INSTRUCTIONS TO FOLLOW
Copy out each line exactly; pictures stay out of the copy.

===== INPUT RECORDS =====

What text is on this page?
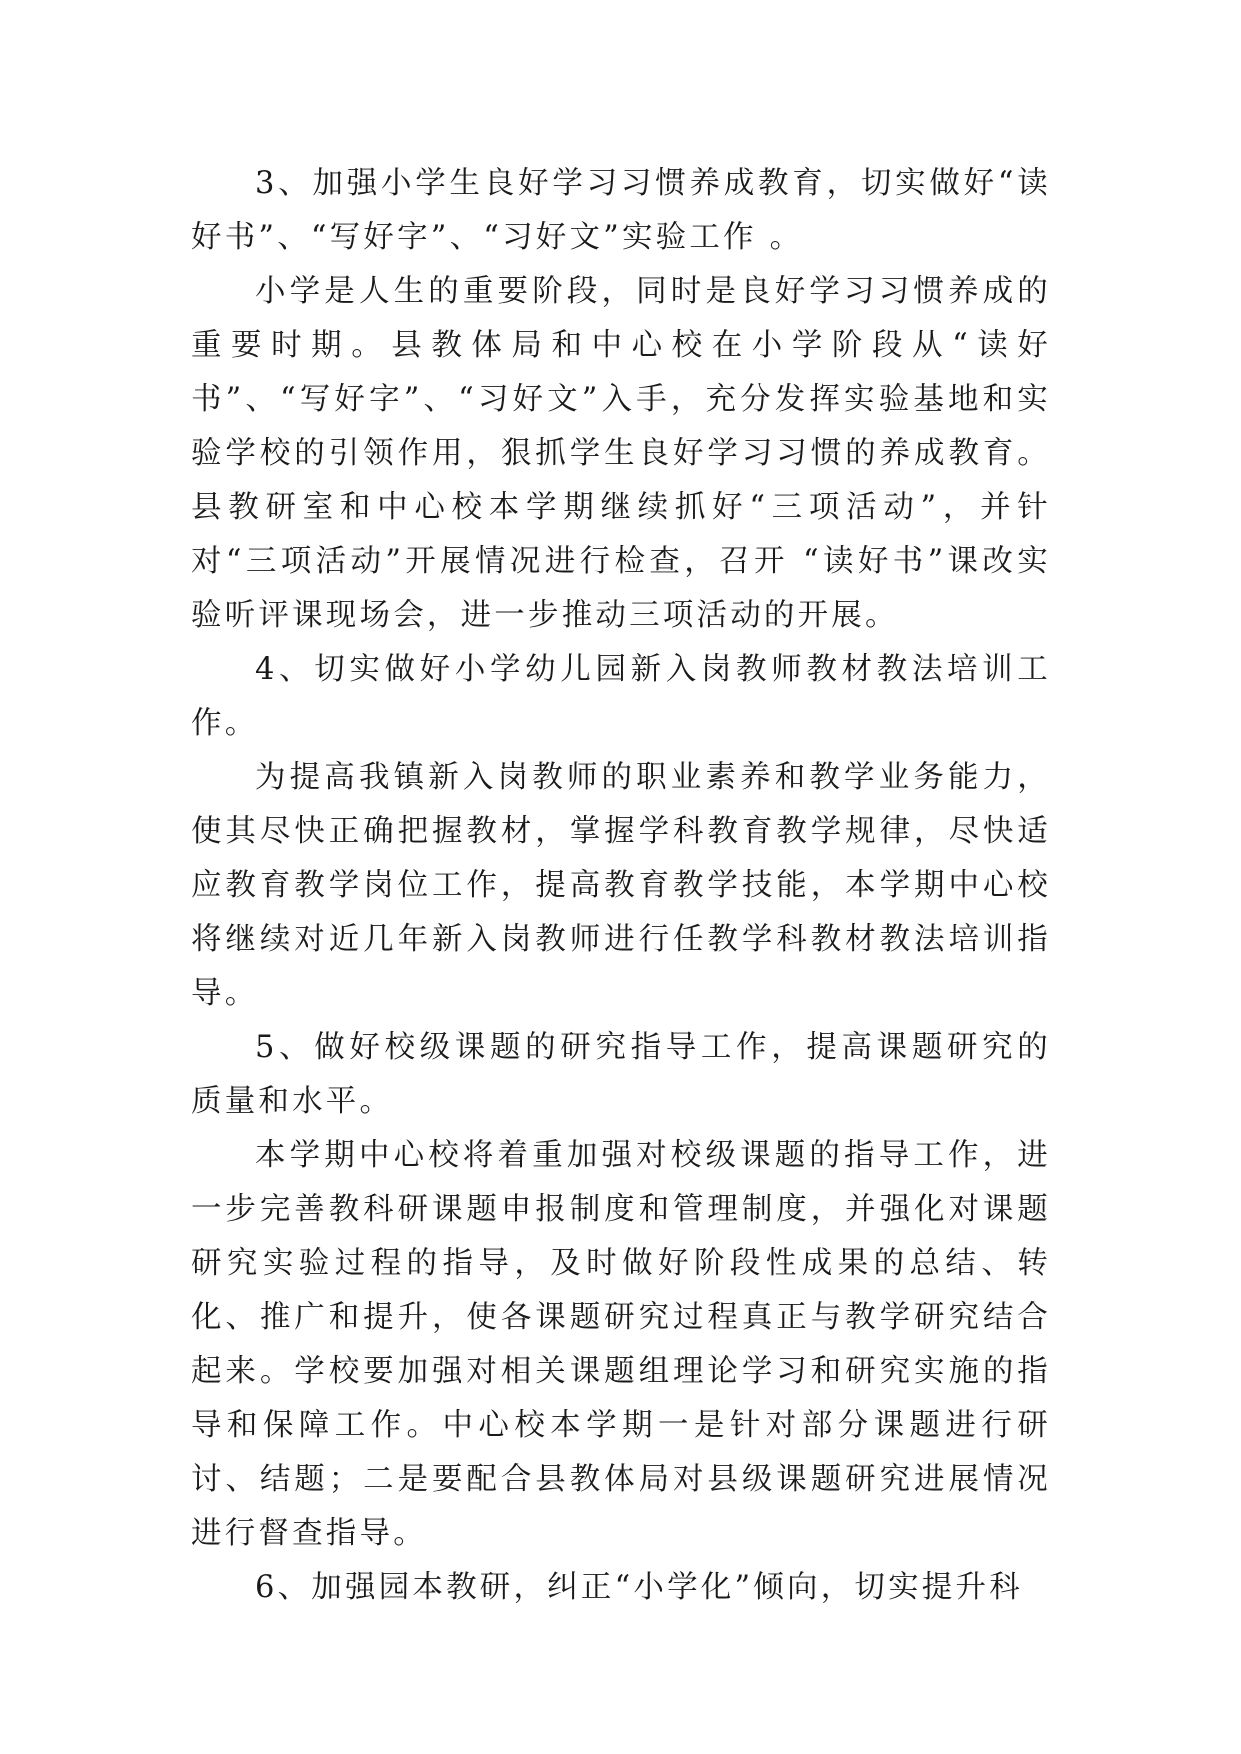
3、加强小学生良好学习习惯养成教育，切实做好“读好书”、“写好字”、“习好文”实验工作 。

小学是人生的重要阶段，同时是良好学习习惯养成的重要时期。县教体局和中心校在小学阶段从“读好书”、“写好字”、“习好文”入手，充分发挥实验基地和实验学校的引领作用，狠抓学生良好学习习惯的养成教育。县教研室和中心校本学期继续抓好“三项活动”，并针对“三项活动”开展情况进行检查，召开 “读好书”课改实验听评课现场会，进一步推动三项活动的开展。

4、切实做好小学幼儿园新入岗教师教材教法培训工作。

为提高我镇新入岗教师的职业素养和教学业务能力，使其尽快正确把握教材，掌握学科教育教学规律，尽快适应教育教学岗位工作，提高教育教学技能，本学期中心校将继续对近几年新入岗教师进行任教学科教材教法培训指导。

5、做好校级课题的研究指导工作，提高课题研究的质量和水平。

本学期中心校将着重加强对校级课题的指导工作，进一步完善教科研课题申报制度和管理制度，并强化对课题研究实验过程的指导，及时做好阶段性成果的总结、转化、推广和提升，使各课题研究过程真正与教学研究结合起来。学校要加强对相关课题组理论学习和研究实施的指导和保障工作。中心校本学期一是针对部分课题进行研讨、结题；二是要配合县教体局对县级课题研究进展情况进行督查指导。

6、加强园本教研，纠正“小学化”倾向，切实提升科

=====

WORKED ANSWER
What text is on this page?
3、加强小学生良好学习习惯养成教育，切实做好“读好书”、“写好字”、“习好文”实验工作 。

小学是人生的重要阶段，同时是良好学习习惯养成的重要时期。县教体局和中心校在小学阶段从“读好书”、“写好字”、“习好文”入手，充分发挥实验基地和实验学校的引领作用，狠抓学生良好学习习惯的养成教育。县教研室和中心校本学期继续抓好“三项活动”，并针对“三项活动”开展情况进行检查，召开 “读好书”课改实验听评课现场会，进一步推动三项活动的开展。

4、切实做好小学幼儿园新入岗教师教材教法培训工作。

为提高我镇新入岗教师的职业素养和教学业务能力，使其尽快正确把握教材，掌握学科教育教学规律，尽快适应教育教学岗位工作，提高教育教学技能，本学期中心校将继续对近几年新入岗教师进行任教学科教材教法培训指导。

5、做好校级课题的研究指导工作，提高课题研究的质量和水平。

本学期中心校将着重加强对校级课题的指导工作，进一步完善教科研课题申报制度和管理制度，并强化对课题研究实验过程的指导，及时做好阶段性成果的总结、转化、推广和提升，使各课题研究过程真正与教学研究结合起来。学校要加强对相关课题组理论学习和研究实施的指导和保障工作。中心校本学期一是针对部分课题进行研讨、结题；二是要配合县教体局对县级课题研究进展情况进行督查指导。

6、加强园本教研，纠正“小学化”倾向，切实提升科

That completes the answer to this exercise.